• _What the exercise asks_
Count the lines below that contain the word "Mark", and reply with only that number.

(Saved data entries)
◇ ◇ ◇ ◇ ◇ ◇ ◇

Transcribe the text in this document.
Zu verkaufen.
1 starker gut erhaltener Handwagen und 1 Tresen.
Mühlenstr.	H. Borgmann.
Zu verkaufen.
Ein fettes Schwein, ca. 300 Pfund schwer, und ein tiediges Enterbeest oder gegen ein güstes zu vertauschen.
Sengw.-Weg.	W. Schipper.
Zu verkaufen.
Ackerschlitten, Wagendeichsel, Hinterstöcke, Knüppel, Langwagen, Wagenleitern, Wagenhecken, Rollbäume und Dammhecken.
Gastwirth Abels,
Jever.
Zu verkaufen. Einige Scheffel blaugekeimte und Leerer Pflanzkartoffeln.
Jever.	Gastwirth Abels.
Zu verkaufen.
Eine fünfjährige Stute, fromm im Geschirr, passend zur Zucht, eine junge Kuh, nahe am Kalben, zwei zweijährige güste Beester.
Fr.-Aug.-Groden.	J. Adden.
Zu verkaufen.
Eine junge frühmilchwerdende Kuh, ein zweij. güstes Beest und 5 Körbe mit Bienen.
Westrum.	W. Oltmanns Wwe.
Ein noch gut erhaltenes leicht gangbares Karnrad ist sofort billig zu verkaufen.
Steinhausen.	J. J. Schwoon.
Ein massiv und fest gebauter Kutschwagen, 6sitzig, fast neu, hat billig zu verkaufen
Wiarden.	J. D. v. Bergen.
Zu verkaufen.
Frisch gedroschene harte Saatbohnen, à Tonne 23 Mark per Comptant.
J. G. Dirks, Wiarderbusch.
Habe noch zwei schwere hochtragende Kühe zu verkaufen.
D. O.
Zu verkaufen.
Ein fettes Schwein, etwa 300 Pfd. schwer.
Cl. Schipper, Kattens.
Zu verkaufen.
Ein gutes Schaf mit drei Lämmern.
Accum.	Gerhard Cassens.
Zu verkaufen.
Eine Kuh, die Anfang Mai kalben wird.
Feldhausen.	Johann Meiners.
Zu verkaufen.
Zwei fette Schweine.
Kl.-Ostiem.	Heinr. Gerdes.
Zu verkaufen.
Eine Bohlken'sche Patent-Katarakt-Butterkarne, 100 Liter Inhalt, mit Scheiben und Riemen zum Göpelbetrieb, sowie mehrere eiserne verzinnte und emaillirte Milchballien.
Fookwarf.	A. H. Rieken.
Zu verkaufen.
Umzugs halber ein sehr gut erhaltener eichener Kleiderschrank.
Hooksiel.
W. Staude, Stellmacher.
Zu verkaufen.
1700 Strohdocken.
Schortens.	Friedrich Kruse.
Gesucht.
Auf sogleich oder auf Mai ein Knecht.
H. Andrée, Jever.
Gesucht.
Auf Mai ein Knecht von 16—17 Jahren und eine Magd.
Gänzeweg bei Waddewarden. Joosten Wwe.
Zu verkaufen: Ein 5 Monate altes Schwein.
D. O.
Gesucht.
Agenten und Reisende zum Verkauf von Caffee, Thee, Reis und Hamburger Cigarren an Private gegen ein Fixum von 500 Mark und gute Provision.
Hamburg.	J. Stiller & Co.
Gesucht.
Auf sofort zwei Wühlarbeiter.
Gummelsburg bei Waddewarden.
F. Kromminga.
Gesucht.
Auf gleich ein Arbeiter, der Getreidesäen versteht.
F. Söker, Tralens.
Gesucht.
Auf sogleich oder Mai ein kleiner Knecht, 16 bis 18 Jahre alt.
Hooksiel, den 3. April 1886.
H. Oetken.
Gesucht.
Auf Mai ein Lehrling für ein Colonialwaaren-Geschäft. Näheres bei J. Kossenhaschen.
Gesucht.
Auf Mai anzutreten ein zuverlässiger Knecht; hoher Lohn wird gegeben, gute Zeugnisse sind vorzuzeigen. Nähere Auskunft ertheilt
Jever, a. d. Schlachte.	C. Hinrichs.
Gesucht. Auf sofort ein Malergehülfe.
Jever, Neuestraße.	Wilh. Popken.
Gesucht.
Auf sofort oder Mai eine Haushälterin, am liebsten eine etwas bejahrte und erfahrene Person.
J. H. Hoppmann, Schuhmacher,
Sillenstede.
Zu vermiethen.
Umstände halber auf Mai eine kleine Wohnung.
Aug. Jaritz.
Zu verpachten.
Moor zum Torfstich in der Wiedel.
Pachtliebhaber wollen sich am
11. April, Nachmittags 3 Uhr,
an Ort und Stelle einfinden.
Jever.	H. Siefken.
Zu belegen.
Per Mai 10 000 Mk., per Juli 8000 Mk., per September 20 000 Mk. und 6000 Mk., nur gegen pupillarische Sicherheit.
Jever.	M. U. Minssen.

◇ ◇ ◇ ◇ ◇ ◇ ◇

• _Answer in full_
2